Problems and tasks -
(a) Can you sum up the Disneyland passage in two sentences?
(b) Could you turn the paragraph of the Disneyland passage that begins "One effect of becoming a 'local'" into a short bulleted list that keeps its main facts?
(c) Would you rewrite the Disneyland passage starting with "This degree of" and going on through "their own claim.", replacing "citizens" with "residents"?

Document segment -

/---

How you move through a space will affect your experience of that space, as well as how life develops within it. Street layout, transportation infrastructure, and accessibility obviously impact urban life in many important ways. What I am trying to evoke in this urban truth is something fundamentally experiential, even phenomenological. In several cities in which I’ve lived, I’ve had the experience of walking along a street on which I had previously only driven through. Even if it is a street that I have driven on many times, such as my daily route driving to work, my experience of the street on foot is entirely different than how I experience it through the window of a car moving at 50 mph. You can become aware of something that you had passed by dozens of times without ever noticing; it is a way of rediscovering a place for the first time. Essentially, how you move through the city affects your relationship to it, and opens new possibilities for interacting with your environment.
The profundity of this experiential difference may be a key factor in why visitors find Disneyland so delightful. Many Americans do not live in metropolitan areas with robust public transportation and walkable, pedestrian-friendly streetscapes. For someone like me, who grew up in a decidedly suburban environment characterized by the car-centric layout and lifestyle so common in the United States, a visit to Disneyland can be the first experience of walking for extended periods in an urban area. James Howard Kunstler, an urbanist and harsh Disney critic, writes about this phenomenon in his book The Geography of Nowhere:
Stripped of all its symbolic trappings and show-biz frosting, what Disney World sells is a scrap of public realm free of automobiles – or nearly so, except for a few props. […] As well as being free of cars, of course, Disney World is also free of the bad relationships imposed upon things and people by cars. Since there are so few places of any size with this characteristic in America, the experience is understandably exhilarating.
- The Windows on Main Street: caring about the built environment
One effect of becoming a “local” at Disneyland was that I started caring about aspects of the park that I had not even noticed before. For example: how many visitors to Tomorrowland do you think give any thought to the color scheme of the area? I had visited many times without giving the issue any thought, but in the lead up to the 50th anniversary events Tomorrowland’s color scheme became a heated topic of discussion. When Disneyland opened, the colors of Tomorrowland reflected a 1950s space age conception of the future: whites, blues, greys. For some these colors were associated with rockets, space vehicles, and the sky itself. Others also associated the color scheme with a 1950s optimism about the future and promise of space travel. In the 1990s, the land was repainted with bronze and copper tones as part of a “future that never was” re-theming of the land. This change likely went unmarked by the majority of visitors, but to an invested few the color change represented an ideological shift from optimism to pessimism toward the space program. Interestingly, the area was repainted with the original color scheme in time for the 50th anniversary.
This degree of awareness and concern for the built environment that urban planners, particularly vocal members of the New Urbanism movement, have been advocating for some time. The fact is, much of the built environment goes unmarked because it is so unremarkable. Blank walls and oppressive structures that repel rather than draw the eye. Caring about your environment and its condition can be a critical element of community engagement, and is often relevant factor in neighborhood change. I believe the key difference is a matter of investment: financial, personal, and otherwise. Unlike in Disneyland, citizens can benefit from being invested in their environment because they actually have a stake in it. Unfortunately, urban dwellers often take this for granted until it is too late and someone else invests in their community and stakes their own claim.

\---

Dataset entries
/---

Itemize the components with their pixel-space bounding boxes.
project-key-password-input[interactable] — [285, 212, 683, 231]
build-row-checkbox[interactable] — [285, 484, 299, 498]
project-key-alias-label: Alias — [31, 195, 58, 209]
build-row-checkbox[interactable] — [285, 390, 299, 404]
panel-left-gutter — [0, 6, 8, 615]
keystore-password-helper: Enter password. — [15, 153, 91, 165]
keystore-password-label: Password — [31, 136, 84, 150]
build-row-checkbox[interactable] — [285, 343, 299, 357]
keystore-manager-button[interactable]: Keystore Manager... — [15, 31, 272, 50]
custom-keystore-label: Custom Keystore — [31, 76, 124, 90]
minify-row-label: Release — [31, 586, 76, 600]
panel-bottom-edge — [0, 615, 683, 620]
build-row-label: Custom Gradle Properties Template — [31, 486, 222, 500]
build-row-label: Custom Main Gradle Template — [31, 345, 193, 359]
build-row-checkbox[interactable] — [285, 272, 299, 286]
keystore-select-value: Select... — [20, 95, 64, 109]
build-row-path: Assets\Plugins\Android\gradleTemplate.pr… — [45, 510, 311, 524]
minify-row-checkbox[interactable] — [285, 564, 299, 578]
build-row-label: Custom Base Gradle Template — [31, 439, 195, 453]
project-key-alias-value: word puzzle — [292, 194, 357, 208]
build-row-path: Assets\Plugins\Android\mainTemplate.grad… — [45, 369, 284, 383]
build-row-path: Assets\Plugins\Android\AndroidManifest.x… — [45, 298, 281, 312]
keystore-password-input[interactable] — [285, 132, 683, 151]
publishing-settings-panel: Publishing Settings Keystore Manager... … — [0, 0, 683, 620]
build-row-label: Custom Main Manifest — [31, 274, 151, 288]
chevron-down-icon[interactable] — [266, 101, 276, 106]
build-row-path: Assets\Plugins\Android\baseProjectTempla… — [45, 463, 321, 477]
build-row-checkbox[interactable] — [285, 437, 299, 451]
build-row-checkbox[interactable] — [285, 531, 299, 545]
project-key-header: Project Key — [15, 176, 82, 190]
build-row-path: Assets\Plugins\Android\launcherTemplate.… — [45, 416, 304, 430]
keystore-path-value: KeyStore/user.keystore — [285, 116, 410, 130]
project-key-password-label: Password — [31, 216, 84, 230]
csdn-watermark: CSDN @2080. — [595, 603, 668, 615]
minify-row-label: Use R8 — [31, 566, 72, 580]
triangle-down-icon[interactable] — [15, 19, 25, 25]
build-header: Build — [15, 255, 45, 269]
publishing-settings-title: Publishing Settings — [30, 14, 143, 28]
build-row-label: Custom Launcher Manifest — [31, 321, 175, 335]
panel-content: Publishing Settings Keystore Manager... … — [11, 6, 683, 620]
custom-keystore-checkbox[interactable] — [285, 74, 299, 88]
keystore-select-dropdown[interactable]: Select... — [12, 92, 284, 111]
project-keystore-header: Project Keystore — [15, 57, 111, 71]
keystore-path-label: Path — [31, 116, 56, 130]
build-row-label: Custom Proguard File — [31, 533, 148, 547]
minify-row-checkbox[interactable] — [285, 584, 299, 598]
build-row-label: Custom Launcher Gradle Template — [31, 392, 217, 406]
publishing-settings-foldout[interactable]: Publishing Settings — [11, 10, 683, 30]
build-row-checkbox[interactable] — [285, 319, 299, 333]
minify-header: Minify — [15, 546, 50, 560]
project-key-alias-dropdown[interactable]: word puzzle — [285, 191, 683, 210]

\---

Expected outputs -
(a) Walking through a space rather than driving through it changes how you experience it, and this difference may be a key reason Disneyland, a place nearly free of automobiles, delights visitors from car-centric American suburbs. Becoming a "local" at Disneyland led the writer to care about details such as Tomorrowland's color scheme, the kind of concern for the built environment that urban planners advocate and that grows from being invested in one's surroundings.

(b)
- Becoming a "local" at Disneyland made the writer care about parts of the park they had never noticed, such as Tomorrowland's color scheme.
- The color scheme became a heated topic in the lead up to the 50th anniversary events.
- At the park's opening, Tomorrowland used whites, blues and greys, reflecting a 1950s space age idea of the future.
- Some linked these colors to rockets, space vehicles and the sky, and others to 1950s optimism about space travel.
- In the 1990s the land was repainted in bronze and copper tones as part of a "future that never was" re-theming.
- Most visitors likely didn't notice, but to an invested few the change meant a shift from optimism to pessimism toward the space program.
- The original color scheme was restored in time for the 50th anniversary.

(c)
This degree of awareness and concern for the built environment that urban planners, particularly vocal members of the New Urbanism movement, have been advocating for some time. The fact is, much of the built environment goes unmarked because it is so unremarkable. Blank walls and oppressive structures that repel rather than draw the eye. Caring about your environment and its condition can be a critical element of community engagement, and is often relevant factor in neighborhood change. I believe the key difference is a matter of investment: financial, personal, and otherwise. Unlike in Disneyland, residents can benefit from being invested in their environment because they actually have a stake in it. Unfortunately, urban dwellers often take this for granted until it is too late and someone else invests in their community and stakes their own claim.